== Set problem ==
Only lines holding the word "double" should be copied from the material.

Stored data
——————————

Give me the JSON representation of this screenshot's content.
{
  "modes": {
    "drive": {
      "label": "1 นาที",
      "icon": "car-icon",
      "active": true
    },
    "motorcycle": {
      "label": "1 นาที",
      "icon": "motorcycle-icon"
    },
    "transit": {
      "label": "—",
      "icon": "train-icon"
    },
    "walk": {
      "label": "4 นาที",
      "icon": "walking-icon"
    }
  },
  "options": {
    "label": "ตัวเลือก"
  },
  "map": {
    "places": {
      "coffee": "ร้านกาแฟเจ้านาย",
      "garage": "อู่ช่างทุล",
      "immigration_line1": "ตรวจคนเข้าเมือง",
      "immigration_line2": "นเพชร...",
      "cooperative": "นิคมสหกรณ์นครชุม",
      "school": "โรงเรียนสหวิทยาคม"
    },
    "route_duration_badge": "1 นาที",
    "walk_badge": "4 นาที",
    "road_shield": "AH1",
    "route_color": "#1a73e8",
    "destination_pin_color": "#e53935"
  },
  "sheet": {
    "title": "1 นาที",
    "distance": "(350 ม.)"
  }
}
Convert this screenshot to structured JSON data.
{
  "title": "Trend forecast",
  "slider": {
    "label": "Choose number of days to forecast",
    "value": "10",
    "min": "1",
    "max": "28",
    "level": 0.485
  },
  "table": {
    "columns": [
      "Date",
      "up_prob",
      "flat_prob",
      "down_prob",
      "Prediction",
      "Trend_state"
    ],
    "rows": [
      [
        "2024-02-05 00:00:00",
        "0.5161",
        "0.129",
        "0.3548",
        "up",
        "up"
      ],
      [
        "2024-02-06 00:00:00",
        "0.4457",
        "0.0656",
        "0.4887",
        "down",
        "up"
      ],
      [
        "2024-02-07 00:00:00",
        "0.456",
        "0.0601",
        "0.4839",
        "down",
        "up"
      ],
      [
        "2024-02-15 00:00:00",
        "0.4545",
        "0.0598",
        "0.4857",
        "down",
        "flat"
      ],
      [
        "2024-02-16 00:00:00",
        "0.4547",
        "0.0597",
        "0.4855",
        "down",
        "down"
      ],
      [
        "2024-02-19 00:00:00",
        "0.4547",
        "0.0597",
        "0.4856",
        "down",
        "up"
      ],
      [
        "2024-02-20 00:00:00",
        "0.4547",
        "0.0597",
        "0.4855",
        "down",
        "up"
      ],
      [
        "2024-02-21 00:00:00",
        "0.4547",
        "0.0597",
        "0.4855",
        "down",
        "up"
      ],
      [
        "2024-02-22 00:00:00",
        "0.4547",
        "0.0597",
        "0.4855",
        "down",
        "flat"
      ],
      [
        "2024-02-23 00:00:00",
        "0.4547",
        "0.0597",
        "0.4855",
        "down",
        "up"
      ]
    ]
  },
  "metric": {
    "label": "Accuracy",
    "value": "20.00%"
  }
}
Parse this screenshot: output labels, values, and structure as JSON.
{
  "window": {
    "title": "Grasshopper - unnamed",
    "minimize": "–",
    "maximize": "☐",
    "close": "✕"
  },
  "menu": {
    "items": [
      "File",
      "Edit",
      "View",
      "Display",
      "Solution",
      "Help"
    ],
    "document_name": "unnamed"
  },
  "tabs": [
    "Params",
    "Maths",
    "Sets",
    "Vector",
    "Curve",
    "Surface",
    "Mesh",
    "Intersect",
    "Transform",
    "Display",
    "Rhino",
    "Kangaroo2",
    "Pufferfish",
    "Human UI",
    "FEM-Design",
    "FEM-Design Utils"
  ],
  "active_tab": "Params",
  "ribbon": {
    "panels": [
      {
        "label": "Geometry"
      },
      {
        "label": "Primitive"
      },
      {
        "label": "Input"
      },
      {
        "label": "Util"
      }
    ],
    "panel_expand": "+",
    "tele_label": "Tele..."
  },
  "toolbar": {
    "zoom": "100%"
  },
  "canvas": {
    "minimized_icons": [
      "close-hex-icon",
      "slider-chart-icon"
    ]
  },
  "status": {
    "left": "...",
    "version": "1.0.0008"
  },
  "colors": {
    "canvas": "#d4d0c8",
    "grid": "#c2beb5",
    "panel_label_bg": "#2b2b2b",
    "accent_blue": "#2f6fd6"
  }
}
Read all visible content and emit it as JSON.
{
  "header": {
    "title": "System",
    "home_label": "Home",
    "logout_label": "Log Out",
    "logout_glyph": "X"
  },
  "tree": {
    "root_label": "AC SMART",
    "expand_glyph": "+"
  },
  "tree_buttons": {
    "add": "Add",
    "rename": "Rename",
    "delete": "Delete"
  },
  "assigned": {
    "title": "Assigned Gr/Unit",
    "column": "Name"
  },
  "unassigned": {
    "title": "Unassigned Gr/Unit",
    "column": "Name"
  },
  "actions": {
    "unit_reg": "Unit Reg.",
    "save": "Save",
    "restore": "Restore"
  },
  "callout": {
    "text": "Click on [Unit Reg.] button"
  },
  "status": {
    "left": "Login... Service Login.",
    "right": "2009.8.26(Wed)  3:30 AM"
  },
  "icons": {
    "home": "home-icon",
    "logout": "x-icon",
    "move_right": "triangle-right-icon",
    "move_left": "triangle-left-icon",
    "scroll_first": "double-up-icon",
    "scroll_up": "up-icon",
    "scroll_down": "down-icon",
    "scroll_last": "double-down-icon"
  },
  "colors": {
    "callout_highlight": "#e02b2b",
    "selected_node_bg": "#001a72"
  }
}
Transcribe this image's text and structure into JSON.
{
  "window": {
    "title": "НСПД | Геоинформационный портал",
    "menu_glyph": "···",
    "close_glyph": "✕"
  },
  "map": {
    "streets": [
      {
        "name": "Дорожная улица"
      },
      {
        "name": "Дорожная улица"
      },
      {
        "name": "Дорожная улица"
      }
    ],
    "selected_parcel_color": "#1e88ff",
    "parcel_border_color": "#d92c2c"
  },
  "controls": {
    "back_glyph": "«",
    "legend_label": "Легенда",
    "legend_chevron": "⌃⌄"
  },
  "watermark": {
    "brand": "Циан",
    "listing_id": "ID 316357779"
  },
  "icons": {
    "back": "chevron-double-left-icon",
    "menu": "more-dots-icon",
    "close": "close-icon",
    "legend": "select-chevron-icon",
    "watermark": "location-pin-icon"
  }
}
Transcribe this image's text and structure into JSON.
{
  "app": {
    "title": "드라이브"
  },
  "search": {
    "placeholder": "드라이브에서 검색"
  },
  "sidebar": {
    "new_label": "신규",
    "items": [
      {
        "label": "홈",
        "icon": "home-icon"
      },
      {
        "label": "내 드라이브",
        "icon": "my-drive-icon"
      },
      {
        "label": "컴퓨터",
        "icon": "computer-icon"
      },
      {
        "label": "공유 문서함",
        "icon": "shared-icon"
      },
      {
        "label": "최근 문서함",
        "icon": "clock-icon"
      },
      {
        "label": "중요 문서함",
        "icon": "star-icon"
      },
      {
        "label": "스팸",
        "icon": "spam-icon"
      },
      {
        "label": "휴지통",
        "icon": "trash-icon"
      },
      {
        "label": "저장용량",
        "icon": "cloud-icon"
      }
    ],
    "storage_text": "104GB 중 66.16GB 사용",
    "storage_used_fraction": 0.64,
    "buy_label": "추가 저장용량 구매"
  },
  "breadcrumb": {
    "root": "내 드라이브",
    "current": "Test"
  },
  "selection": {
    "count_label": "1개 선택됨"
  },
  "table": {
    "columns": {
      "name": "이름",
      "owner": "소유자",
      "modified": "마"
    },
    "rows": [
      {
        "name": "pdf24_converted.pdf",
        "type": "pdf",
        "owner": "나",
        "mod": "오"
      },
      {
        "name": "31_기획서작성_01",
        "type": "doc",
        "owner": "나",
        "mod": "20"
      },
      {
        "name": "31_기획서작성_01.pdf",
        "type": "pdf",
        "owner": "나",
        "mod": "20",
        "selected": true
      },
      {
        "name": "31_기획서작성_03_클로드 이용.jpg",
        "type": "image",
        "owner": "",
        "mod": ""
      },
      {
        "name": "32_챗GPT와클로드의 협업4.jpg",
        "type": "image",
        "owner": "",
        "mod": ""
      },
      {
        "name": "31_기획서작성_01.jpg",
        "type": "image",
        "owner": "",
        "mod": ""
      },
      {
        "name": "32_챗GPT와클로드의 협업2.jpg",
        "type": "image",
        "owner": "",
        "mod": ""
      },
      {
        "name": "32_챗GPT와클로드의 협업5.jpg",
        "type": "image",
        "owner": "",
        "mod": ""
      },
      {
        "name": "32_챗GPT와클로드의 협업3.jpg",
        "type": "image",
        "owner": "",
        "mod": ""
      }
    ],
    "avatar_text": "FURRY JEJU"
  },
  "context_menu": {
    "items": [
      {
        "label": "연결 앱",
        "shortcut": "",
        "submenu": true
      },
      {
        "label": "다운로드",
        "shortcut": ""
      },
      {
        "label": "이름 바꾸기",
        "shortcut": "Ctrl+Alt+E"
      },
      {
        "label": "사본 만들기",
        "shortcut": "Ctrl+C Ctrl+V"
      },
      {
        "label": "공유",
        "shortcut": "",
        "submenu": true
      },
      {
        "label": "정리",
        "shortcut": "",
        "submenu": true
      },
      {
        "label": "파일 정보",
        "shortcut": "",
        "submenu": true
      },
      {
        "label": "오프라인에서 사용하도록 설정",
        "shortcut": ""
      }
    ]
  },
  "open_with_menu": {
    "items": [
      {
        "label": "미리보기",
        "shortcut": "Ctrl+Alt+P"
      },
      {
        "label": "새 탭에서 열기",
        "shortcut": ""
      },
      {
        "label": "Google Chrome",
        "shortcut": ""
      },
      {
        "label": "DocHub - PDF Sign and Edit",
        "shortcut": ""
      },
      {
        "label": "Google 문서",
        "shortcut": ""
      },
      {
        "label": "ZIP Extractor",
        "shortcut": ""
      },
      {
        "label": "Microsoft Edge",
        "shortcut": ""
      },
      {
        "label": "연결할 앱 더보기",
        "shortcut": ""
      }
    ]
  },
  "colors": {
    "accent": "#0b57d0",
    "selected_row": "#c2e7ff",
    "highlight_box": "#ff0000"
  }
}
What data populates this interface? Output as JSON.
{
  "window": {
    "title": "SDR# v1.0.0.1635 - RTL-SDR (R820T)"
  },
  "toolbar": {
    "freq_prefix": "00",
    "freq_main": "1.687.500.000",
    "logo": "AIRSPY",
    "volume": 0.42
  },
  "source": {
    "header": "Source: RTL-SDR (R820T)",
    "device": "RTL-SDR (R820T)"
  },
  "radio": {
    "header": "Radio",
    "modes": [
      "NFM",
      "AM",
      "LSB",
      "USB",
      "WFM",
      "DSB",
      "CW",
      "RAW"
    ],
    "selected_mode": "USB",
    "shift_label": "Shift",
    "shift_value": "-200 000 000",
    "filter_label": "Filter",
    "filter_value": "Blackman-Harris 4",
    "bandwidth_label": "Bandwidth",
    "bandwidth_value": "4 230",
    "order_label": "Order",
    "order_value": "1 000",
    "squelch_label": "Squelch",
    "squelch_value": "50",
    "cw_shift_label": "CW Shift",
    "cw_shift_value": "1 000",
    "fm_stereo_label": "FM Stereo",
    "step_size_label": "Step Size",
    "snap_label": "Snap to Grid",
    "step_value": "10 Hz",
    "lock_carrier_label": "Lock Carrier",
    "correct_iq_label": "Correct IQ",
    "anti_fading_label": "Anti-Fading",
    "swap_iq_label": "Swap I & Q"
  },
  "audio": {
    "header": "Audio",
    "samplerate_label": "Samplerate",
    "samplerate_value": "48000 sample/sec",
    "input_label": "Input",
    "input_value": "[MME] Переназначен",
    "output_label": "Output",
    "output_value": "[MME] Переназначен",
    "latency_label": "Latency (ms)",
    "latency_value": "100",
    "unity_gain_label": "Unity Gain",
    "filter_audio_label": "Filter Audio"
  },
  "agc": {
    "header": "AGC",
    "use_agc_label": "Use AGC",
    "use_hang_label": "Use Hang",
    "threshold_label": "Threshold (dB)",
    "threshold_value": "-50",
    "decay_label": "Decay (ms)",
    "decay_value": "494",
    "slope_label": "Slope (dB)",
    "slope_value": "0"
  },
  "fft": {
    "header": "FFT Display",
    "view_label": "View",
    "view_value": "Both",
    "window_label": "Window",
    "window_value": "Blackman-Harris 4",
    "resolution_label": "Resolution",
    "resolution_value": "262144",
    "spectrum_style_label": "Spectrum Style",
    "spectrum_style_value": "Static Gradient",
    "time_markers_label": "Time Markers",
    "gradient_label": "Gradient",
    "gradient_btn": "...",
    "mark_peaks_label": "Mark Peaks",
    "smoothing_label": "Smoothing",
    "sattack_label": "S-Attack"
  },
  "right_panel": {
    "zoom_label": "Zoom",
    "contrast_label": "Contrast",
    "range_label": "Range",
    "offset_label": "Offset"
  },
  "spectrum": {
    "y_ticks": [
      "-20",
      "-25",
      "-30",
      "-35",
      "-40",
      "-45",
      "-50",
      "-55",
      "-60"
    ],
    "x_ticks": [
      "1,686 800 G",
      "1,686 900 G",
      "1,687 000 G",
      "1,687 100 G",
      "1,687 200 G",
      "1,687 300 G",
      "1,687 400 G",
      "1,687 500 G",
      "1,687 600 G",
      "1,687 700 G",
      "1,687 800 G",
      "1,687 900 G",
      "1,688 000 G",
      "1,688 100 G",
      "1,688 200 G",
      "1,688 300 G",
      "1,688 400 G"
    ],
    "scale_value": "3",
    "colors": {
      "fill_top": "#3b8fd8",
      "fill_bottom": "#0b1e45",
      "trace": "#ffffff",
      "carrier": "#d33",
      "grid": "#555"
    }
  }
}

——————————

== Full answer ==
    "scroll_first": "double-up-icon",
    "scroll_last": "double-down-icon"
    "back": "chevron-double-left-icon",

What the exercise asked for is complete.